╔══

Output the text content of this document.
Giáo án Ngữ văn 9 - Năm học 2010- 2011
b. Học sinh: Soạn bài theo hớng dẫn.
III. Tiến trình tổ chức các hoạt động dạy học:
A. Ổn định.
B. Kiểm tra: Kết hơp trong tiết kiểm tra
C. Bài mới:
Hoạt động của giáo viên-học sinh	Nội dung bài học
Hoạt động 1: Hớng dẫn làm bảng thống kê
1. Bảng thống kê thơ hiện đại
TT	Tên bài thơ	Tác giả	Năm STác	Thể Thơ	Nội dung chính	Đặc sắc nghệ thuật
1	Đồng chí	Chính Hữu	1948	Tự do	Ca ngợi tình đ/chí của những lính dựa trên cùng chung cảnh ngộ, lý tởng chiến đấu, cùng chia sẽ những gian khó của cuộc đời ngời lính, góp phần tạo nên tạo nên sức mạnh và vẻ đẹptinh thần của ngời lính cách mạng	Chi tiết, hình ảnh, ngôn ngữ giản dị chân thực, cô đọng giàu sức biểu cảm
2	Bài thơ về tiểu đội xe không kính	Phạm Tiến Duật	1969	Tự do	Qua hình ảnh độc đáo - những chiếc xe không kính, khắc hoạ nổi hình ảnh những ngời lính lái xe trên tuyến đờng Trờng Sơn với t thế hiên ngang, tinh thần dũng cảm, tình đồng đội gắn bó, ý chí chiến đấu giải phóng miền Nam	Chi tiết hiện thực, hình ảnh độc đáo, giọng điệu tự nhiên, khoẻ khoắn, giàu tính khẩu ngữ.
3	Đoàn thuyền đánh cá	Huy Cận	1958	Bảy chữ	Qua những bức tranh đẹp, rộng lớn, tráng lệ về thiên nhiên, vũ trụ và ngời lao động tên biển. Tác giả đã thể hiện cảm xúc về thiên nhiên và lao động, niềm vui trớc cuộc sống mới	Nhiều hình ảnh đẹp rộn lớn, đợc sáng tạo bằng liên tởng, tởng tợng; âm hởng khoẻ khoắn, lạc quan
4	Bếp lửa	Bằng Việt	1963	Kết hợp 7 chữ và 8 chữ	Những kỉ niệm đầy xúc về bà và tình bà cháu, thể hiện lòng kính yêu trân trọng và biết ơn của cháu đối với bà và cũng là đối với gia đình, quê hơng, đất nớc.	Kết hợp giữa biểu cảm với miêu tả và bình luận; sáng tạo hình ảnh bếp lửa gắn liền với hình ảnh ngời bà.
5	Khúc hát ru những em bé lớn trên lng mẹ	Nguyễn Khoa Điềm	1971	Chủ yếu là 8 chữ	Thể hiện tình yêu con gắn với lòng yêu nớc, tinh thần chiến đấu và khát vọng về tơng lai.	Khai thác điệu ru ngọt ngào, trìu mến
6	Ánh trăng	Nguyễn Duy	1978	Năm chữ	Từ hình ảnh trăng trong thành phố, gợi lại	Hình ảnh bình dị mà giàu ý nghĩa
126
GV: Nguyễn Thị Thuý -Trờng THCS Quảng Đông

╚══

#### [Work to complete]
Transcribe every record above exactly as it appears.

#### [Answer in full]
Output the text content of this document.
Giáo án Ngữ văn 9 - Năm học 2010- 2011
b. Học sinh: Soạn bài theo hớng dẫn.
III. Tiến trình tổ chức các hoạt động dạy học:
A. Ổn định.
B. Kiểm tra: Kết hơp trong tiết kiểm tra
C. Bài mới:
Hoạt động của giáo viên-học sinh	Nội dung bài học
Hoạt động 1: Hớng dẫn làm bảng thống kê
1. Bảng thống kê thơ hiện đại
TT	Tên bài thơ	Tác giả	Năm STác	Thể Thơ	Nội dung chính	Đặc sắc nghệ thuật
1	Đồng chí	Chính Hữu	1948	Tự do	Ca ngợi tình đ/chí của những lính dựa trên cùng chung cảnh ngộ, lý tởng chiến đấu, cùng chia sẽ những gian khó của cuộc đời ngời lính, góp phần tạo nên tạo nên sức mạnh và vẻ đẹptinh thần của ngời lính cách mạng	Chi tiết, hình ảnh, ngôn ngữ giản dị chân thực, cô đọng giàu sức biểu cảm
2	Bài thơ về tiểu đội xe không kính	Phạm Tiến Duật	1969	Tự do	Qua hình ảnh độc đáo - những chiếc xe không kính, khắc hoạ nổi hình ảnh những ngời lính lái xe trên tuyến đờng Trờng Sơn với t thế hiên ngang, tinh thần dũng cảm, tình đồng đội gắn bó, ý chí chiến đấu giải phóng miền Nam	Chi tiết hiện thực, hình ảnh độc đáo, giọng điệu tự nhiên, khoẻ khoắn, giàu tính khẩu ngữ.
3	Đoàn thuyền đánh cá	Huy Cận	1958	Bảy chữ	Qua những bức tranh đẹp, rộng lớn, tráng lệ về thiên nhiên, vũ trụ và ngời lao động tên biển. Tác giả đã thể hiện cảm xúc về thiên nhiên và lao động, niềm vui trớc cuộc sống mới	Nhiều hình ảnh đẹp rộn lớn, đợc sáng tạo bằng liên tởng, tởng tợng; âm hởng khoẻ khoắn, lạc quan
4	Bếp lửa	Bằng Việt	1963	Kết hợp 7 chữ và 8 chữ	Những kỉ niệm đầy xúc về bà và tình bà cháu, thể hiện lòng kính yêu trân trọng và biết ơn của cháu đối với bà và cũng là đối với gia đình, quê hơng, đất nớc.	Kết hợp giữa biểu cảm với miêu tả và bình luận; sáng tạo hình ảnh bếp lửa gắn liền với hình ảnh ngời bà.
5	Khúc hát ru những em bé lớn trên lng mẹ	Nguyễn Khoa Điềm	1971	Chủ yếu là 8 chữ	Thể hiện tình yêu con gắn với lòng yêu nớc, tinh thần chiến đấu và khát vọng về tơng lai.	Khai thác điệu ru ngọt ngào, trìu mến
6	Ánh trăng	Nguyễn Duy	1978	Năm chữ	Từ hình ảnh trăng trong thành phố, gợi lại	Hình ảnh bình dị mà giàu ý nghĩa
126
GV: Nguyễn Thị Thuý -Trờng THCS Quảng Đông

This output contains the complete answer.